Write out the listing below exactly, and omit any images you find in it.

Saved entries
* start *
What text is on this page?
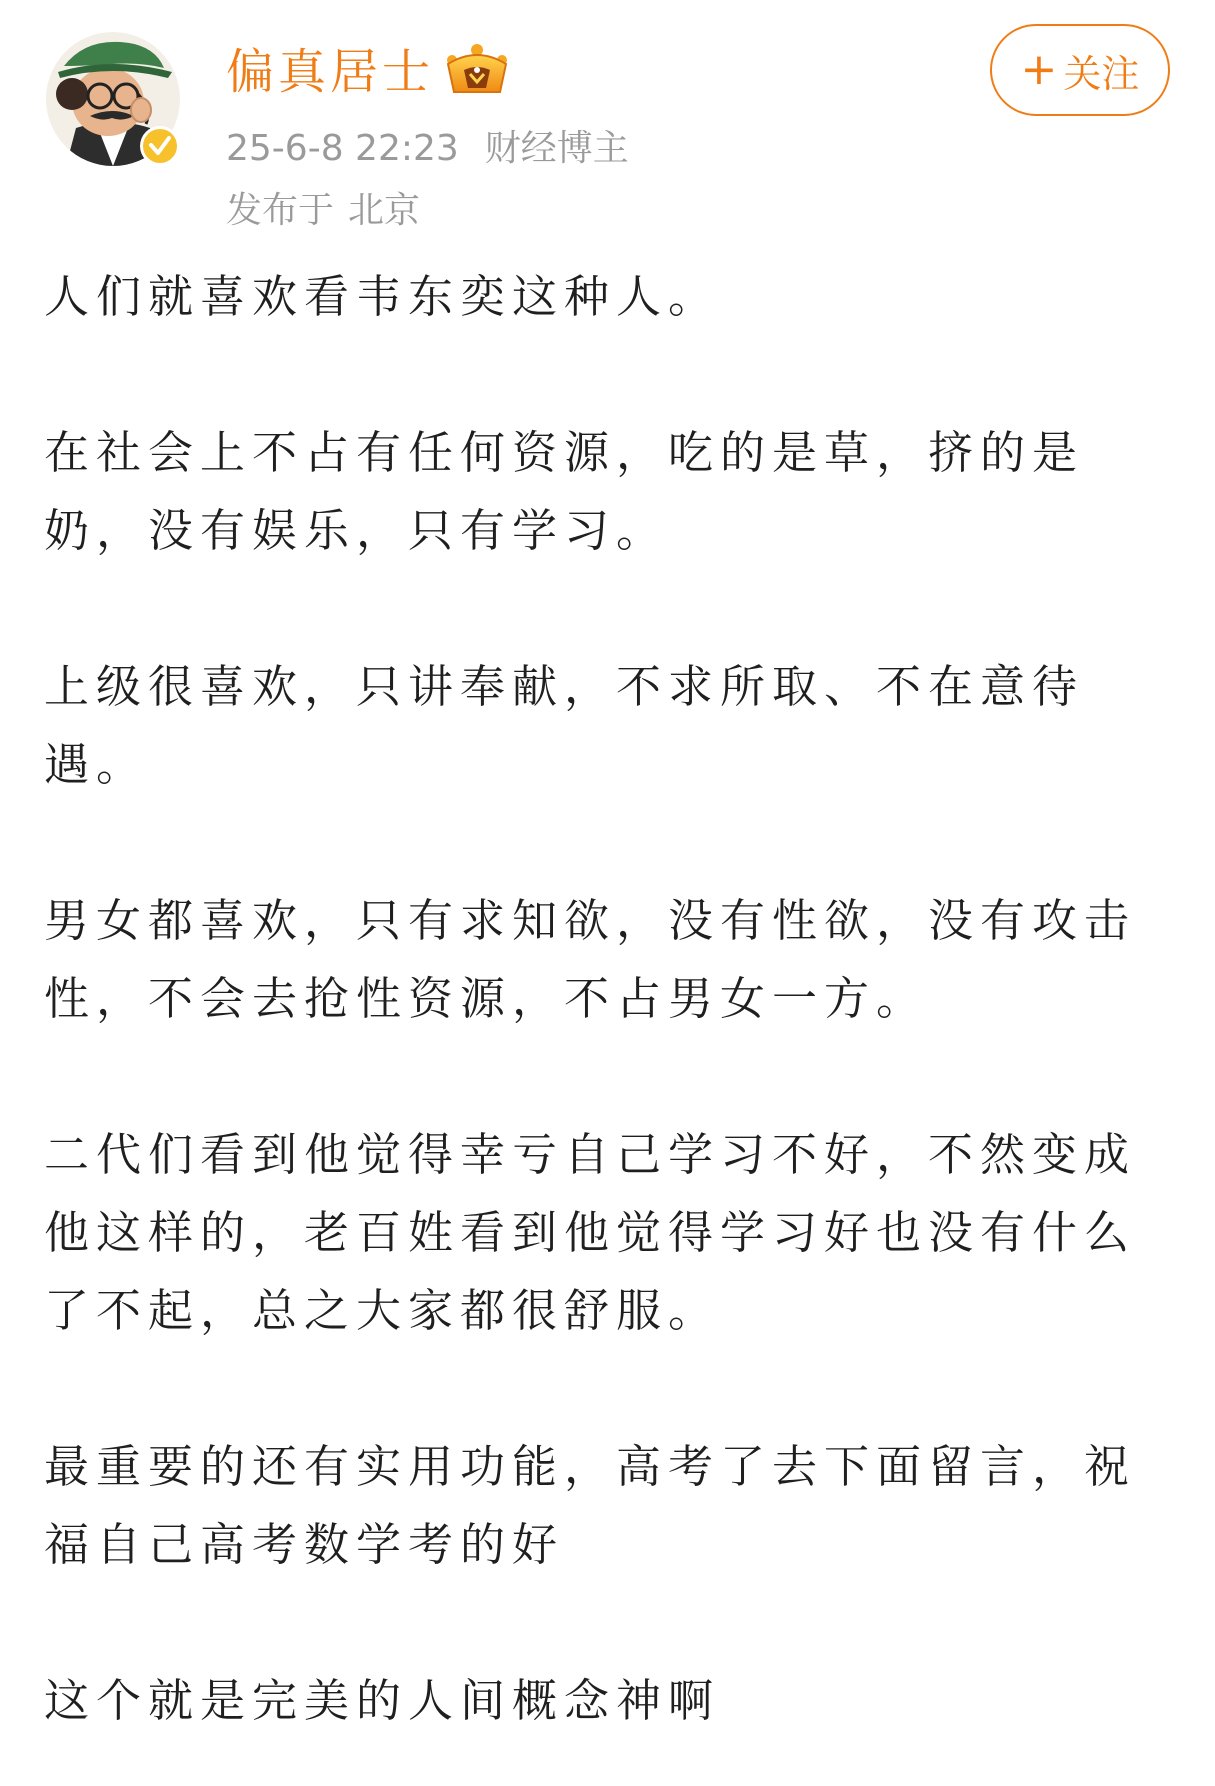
偏真居士
25-6-8 22:23 财经博主
发布于 北京
+ 关注

人们就喜欢看韦东奕这种人。

在社会上不占有任何资源，吃的是草，挤的是奶，没有娱乐，只有学习。

上级很喜欢，只讲奉献，不求所取、不在意待遇。

男女都喜欢，只有求知欲，没有性欲，没有攻击性，不会去抢性资源，不占男女一方。

二代们看到他觉得幸亏自己学习不好，不然变成他这样的，老百姓看到他觉得学习好也没有什么了不起，总之大家都很舒服。

最重要的还有实用功能，高考了去下面留言，祝福自己高考数学考的好

这个就是完美的人间概念神啊
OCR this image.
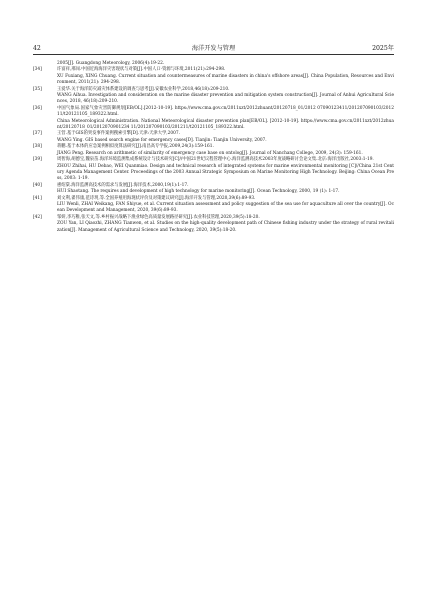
42	海洋开发与管理	2025年
2005[J]. Guangdong Meteorology, 2006(4):19-22.
[34]	许富祥,邢闯.中国近海海洋灾害现状与对策[J].中国人口·资源与环境,2011(21):294-298.
XU Fuxiang, XING Chuang. Current situation and countermeasures of marine disasters in china's offshore areas[J]. China Population, Resources and Environment, 2011(21): 294-298.
[35]	王爱华.关于海洋防灾减灾体系建设的调查与思考[J].安徽农业科学,2018,46(18):209-210.
WANG Aihua. Investigation and consideration on the marine disaster prevention and mitigation system construction[J]. Journal of Anhui Agricultural Sciences, 2018, 46(18):209-210.
[36]	中国气象局.国家气象灾害防御规划[EB/OL].[2012-10-19]. https://www.cma.gov.cn/2011xzt/2012zhuant/20120718_01/2012 07090123411/201207090103/201211/t20121105_189322.html.
China Meteorological Administration. National Meteorological disaster prevention plan[EB/OL]. [2012-10-19]. https://www.cma.gov.cn/2011xzt/2012zhuant/20120718_01/2012070901234 11/201207090103/201211/t20121105_189322.html.
[37]	王营.基于GIS的突发事件案例搜索引擎[D].天津:天津大学,2007.
WANG Ying. GIS based search engine for emergency cases[D]. Tianjin: Tianjin University, 2007.
[38]	蒋鹏.基于本体的应急案例相似度算法研究[J].南昌高专学报,2009,24(3):159-161.
JIANG Peng. Research on arithmetic of similarity of emergency case base on ontolog[J]. Journal of Nanchang College, 2009, 24(3): 159-161.
[39]	周智海,胡德宝,魏泉苗.海洋环境监测集成系统设计与技术研究[C]//中国21世纪议程管理中心.海洋监测高技术2003年度战略研讨会论文集.北京:海洋出版社,2003:1-19.
ZHOU Zhihai, HU Debao, WEI Quanmiao. Design and technical research of integrated systems for marine environmental monitoring [C]//China 21st Century Agenda Management Center. Proceedings of the 2003 Annual Strategic Symposium on Marine Monitoring High Technology. Beijing: China Ocean Press, 2003: 1-19.
[40]	惠绍棠.海洋监测高技术的需求与发展[J].海洋技术,2000,19(1):1-17.
HUI Shaotang. The requires and development of high technology for marine monitoring[J]. Ocean Technology, 2000, 19 (1): 1-17.
[41]	刘文利,翟伟康,范诗玥,等.全国养殖用海现状评价及对策建议研究[J].海洋开发与管理,2020,39(6):89-93.
LIU Wenli, ZHAI Weikang, FAN Shiyue, et al. Current situation assessment and policy suggestion of the sea use for aquaculture all over the country[J]. Ocean Development and Management, 2020, 39(6):89-93.
[42]	邹妍,李巧稚,张天文,等.乡村振兴战略下渔业绿色高质量发展路径研究[J].农业科技管理,2020,39(5):18-20.
ZOU Yan, LI Qiaozhi, ZHANG Tianwen, et al. Studies on the high-quality development path of Chinese fishing industry under the strategy of rural revitalization[J]. Management of Agricultural Science and Technology, 2020, 39(5):18-20.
* end *
# [Solution]
What text is on this page?
偏真居士
25-6-8 22:23 财经博主
发布于 北京
+ 关注

人们就喜欢看韦东奕这种人。

在社会上不占有任何资源，吃的是草，挤的是奶，没有娱乐，只有学习。

上级很喜欢，只讲奉献，不求所取、不在意待遇。

男女都喜欢，只有求知欲，没有性欲，没有攻击性，不会去抢性资源，不占男女一方。

二代们看到他觉得幸亏自己学习不好，不然变成他这样的，老百姓看到他觉得学习好也没有什么了不起，总之大家都很舒服。

最重要的还有实用功能，高考了去下面留言，祝福自己高考数学考的好

这个就是完美的人间概念神啊
OCR this image.
42	海洋开发与管理	2025年
2005[J]. Guangdong Meteorology, 2006(4):19-22.
[34]	许富祥,邢闯.中国近海海洋灾害现状与对策[J].中国人口·资源与环境,2011(21):294-298.
XU Fuxiang, XING Chuang. Current situation and countermeasures of marine disasters in china's offshore areas[J]. China Population, Resources and Environment, 2011(21): 294-298.
[35]	王爱华.关于海洋防灾减灾体系建设的调查与思考[J].安徽农业科学,2018,46(18):209-210.
WANG Aihua. Investigation and consideration on the marine disaster prevention and mitigation system construction[J]. Journal of Anhui Agricultural Sciences, 2018, 46(18):209-210.
[36]	中国气象局.国家气象灾害防御规划[EB/OL].[2012-10-19]. https://www.cma.gov.cn/2011xzt/2012zhuant/20120718_01/2012 07090123411/201207090103/201211/t20121105_189322.html.
China Meteorological Administration. National Meteorological disaster prevention plan[EB/OL]. [2012-10-19]. https://www.cma.gov.cn/2011xzt/2012zhuant/20120718_01/2012070901234 11/201207090103/201211/t20121105_189322.html.
[37]	王营.基于GIS的突发事件案例搜索引擎[D].天津:天津大学,2007.
WANG Ying. GIS based search engine for emergency cases[D]. Tianjin: Tianjin University, 2007.
[38]	蒋鹏.基于本体的应急案例相似度算法研究[J].南昌高专学报,2009,24(3):159-161.
JIANG Peng. Research on arithmetic of similarity of emergency case base on ontolog[J]. Journal of Nanchang College, 2009, 24(3): 159-161.
[39]	周智海,胡德宝,魏泉苗.海洋环境监测集成系统设计与技术研究[C]//中国21世纪议程管理中心.海洋监测高技术2003年度战略研讨会论文集.北京:海洋出版社,2003:1-19.
ZHOU Zhihai, HU Debao, WEI Quanmiao. Design and technical research of integrated systems for marine environmental monitoring [C]//China 21st Century Agenda Management Center. Proceedings of the 2003 Annual Strategic Symposium on Marine Monitoring High Technology. Beijing: China Ocean Press, 2003: 1-19.
[40]	惠绍棠.海洋监测高技术的需求与发展[J].海洋技术,2000,19(1):1-17.
HUI Shaotang. The requires and development of high technology for marine monitoring[J]. Ocean Technology, 2000, 19 (1): 1-17.
[41]	刘文利,翟伟康,范诗玥,等.全国养殖用海现状评价及对策建议研究[J].海洋开发与管理,2020,39(6):89-93.
LIU Wenli, ZHAI Weikang, FAN Shiyue, et al. Current situation assessment and policy suggestion of the sea use for aquaculture all over the country[J]. Ocean Development and Management, 2020, 39(6):89-93.
[42]	邹妍,李巧稚,张天文,等.乡村振兴战略下渔业绿色高质量发展路径研究[J].农业科技管理,2020,39(5):18-20.
ZOU Yan, LI Qiaozhi, ZHANG Tianwen, et al. Studies on the high-quality development path of Chinese fishing industry under the strategy of rural revitalization[J]. Management of Agricultural Science and Technology, 2020, 39(5):18-20.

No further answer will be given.